**EXERCISE OBJECTIVE**
Carry on the report about the Amazon Q Developer credential flaw, starting after its last sentence.

A vulnerability in Amazon's Q Developer allowed malicious repositories to obtain AWS credentials through deceptive MCP servers.
TL;DRA: A critical vulnerability in Amazon Q Developer enabled maliciously cloned MCP servers to be auto-loaded, allowing attackers to quietly obtain AWS credentials.
A severe flaw in Amazon Q Developer facilitated the silent execution of commands on a developer’s machine via a harmful code repository, thereby compromising AWS credentials. This vulnerability, identified by Wiz Research and labeled CVE-2026-12957, was reported to Amazon on April 20. Amazon issued a fix on May 12, and the details were made public today.
The exploit took advantage of how Amazon Q Developer manages MCP servers, which enable AI coding assistants to interface with external tools and data. A configuration file embedded in a repository would automatically register and launch a server controlled by the attacker as soon as a developer cloned the project, without any prompt for approval. This server would gain access to the developer’s AWS credentials, IAM role, and other environment variables utilized by the IDE plugin.

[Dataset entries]
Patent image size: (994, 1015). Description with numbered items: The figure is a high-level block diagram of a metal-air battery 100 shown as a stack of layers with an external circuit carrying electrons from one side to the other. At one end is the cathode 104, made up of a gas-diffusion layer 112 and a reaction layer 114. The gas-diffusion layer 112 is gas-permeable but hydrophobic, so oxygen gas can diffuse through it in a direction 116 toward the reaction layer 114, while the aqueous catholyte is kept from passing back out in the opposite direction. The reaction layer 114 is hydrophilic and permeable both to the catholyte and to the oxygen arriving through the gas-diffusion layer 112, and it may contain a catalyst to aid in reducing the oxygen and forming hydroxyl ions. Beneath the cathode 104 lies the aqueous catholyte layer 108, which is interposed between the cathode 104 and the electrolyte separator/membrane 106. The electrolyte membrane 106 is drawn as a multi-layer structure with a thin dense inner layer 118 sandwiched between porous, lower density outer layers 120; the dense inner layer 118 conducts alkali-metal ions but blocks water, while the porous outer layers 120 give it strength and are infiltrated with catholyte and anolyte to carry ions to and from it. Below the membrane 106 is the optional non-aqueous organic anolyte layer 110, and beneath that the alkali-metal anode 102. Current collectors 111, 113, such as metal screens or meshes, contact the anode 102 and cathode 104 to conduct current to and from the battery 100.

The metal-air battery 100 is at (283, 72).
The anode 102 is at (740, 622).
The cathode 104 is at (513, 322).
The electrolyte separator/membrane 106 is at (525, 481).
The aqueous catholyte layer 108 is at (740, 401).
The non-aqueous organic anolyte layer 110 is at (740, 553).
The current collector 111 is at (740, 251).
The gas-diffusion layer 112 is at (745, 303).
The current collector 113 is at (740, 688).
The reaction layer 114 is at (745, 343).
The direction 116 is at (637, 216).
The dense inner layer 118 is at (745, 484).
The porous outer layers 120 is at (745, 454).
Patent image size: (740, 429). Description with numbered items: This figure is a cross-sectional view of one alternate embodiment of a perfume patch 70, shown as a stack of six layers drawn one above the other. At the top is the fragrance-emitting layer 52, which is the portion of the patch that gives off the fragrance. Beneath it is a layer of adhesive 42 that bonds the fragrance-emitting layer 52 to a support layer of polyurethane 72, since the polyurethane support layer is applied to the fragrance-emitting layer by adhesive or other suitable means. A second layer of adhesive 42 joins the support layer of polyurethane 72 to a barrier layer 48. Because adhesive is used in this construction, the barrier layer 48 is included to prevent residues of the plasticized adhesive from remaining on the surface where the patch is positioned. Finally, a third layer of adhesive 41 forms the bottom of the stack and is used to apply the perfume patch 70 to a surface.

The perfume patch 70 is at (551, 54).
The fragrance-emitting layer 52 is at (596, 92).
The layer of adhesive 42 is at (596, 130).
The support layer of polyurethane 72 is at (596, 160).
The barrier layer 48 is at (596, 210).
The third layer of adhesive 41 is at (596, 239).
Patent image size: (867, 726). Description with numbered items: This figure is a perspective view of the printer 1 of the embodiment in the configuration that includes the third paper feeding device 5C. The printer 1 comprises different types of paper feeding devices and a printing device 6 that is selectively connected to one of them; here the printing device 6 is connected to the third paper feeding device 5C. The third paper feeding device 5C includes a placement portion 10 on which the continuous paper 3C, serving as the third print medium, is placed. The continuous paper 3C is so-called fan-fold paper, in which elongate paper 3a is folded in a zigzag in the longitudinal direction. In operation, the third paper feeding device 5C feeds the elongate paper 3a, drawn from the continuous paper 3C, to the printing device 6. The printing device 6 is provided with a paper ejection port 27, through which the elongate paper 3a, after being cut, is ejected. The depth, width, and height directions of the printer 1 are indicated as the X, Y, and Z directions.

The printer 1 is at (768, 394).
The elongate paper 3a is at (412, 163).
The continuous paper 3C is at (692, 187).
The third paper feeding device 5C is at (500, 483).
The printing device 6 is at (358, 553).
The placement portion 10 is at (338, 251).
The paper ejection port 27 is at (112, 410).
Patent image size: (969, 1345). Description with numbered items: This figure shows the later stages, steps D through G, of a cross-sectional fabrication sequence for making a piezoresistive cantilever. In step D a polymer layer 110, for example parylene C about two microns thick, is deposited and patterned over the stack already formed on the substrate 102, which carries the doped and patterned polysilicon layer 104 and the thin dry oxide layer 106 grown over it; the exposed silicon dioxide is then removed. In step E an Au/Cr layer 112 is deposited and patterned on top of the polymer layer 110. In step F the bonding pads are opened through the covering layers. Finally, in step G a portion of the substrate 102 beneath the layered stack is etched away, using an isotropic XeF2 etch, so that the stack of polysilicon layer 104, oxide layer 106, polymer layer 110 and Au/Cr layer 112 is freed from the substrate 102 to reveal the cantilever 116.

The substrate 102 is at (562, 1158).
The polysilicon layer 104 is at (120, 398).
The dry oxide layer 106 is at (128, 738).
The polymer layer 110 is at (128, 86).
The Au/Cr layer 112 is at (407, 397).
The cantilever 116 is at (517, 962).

**RESULT**
Wiz researchers showcased the attack by creating a proof of concept that executed a standard AWS identity command through the malicious MCP server, which then relayed the results to an external server. This command returned crucial information, including the developer’s AWS account ID, user ARN, and session credentials—everything needed for an attacker to access cloud resources. Since the MCP server activated automatically upon opening the repository, the attack required no more than cloning the code, a method that has already facilitated supply chain attacks in other AI coding frameworks.
Amazon resolved the issue by mandating explicit user consent prior to launching any MCP server and by limiting the environment variables accessible to these servers. A second issue uncovered during the same assessment, CVE-2026-12958, indicated that the plugin neglected to check for symbolic links when writing workspace files, permitting an attacker to create arbitrary files anywhere on the developer’s system. Amazon addressed both vulnerabilities in updated versions of Language Servers for AWS, as well as the relevant IDE plugins for VS Code, JetBrains, Eclipse, and Visual Studio.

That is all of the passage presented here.